## BRIEF
Look through the material below. Copy every line with the string "accuarcy" in it.

## Figure contents as structured data
++++++++++

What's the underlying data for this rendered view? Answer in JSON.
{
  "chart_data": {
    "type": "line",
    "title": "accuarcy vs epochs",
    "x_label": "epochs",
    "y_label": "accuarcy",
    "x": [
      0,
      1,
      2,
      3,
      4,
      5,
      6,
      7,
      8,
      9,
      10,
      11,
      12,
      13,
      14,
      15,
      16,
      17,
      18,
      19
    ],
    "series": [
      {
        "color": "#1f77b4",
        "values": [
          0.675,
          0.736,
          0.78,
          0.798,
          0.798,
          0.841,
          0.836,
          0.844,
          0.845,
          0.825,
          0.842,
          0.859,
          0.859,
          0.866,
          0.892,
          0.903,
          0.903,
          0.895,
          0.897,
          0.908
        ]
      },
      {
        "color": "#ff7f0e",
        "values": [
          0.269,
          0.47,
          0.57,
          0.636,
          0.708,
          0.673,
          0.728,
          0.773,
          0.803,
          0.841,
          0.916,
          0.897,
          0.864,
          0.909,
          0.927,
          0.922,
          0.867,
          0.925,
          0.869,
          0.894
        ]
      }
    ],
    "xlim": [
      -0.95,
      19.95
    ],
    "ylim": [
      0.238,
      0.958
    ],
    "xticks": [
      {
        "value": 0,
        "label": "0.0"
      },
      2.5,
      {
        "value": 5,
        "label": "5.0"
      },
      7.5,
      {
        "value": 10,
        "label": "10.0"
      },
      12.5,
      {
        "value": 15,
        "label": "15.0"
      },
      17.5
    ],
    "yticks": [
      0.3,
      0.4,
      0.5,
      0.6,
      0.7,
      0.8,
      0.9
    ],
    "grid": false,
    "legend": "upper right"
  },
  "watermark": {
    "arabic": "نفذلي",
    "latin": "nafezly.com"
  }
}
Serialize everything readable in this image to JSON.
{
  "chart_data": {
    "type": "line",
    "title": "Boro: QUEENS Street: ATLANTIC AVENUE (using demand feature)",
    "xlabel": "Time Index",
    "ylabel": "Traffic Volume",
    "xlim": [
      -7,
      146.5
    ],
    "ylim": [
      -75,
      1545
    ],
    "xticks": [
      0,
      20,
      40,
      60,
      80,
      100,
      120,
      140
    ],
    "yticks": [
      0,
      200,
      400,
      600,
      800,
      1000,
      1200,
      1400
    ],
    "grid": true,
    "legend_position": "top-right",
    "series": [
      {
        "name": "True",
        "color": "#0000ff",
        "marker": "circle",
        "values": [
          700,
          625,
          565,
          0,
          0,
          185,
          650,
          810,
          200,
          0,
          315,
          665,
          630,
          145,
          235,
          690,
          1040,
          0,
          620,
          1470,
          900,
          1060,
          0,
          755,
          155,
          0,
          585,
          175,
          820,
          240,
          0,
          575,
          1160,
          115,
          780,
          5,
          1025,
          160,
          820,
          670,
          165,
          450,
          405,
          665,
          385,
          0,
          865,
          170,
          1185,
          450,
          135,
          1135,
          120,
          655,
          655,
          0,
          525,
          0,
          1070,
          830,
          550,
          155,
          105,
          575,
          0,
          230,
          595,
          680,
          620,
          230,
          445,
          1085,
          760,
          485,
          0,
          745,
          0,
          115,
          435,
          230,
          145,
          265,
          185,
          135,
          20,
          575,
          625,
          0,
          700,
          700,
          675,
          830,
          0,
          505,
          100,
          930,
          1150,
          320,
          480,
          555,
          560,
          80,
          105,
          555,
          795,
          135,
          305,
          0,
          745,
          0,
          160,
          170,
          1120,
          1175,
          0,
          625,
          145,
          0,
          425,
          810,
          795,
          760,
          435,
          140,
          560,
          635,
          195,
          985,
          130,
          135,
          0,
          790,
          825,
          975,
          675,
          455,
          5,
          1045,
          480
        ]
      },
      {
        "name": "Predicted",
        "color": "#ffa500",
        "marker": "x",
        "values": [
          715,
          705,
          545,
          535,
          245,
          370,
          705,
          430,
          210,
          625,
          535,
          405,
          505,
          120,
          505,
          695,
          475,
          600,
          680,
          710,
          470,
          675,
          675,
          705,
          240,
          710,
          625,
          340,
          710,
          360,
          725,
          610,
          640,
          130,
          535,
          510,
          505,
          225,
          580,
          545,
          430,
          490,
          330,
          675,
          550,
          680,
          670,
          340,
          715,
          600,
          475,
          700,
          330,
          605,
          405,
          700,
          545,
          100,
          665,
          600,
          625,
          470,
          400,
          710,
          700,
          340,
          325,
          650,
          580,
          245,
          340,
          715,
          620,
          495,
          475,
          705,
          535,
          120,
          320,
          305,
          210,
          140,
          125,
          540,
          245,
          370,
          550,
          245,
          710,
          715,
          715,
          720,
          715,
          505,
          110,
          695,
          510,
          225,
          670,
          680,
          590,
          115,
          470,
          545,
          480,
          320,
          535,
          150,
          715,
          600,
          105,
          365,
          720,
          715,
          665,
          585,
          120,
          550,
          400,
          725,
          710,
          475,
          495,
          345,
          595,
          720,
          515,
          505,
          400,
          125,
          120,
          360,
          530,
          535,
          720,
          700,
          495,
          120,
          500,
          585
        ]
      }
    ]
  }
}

++++++++++

## FULL ANSWER
    "title": "accuarcy vs epochs",
    "y_label": "accuarcy",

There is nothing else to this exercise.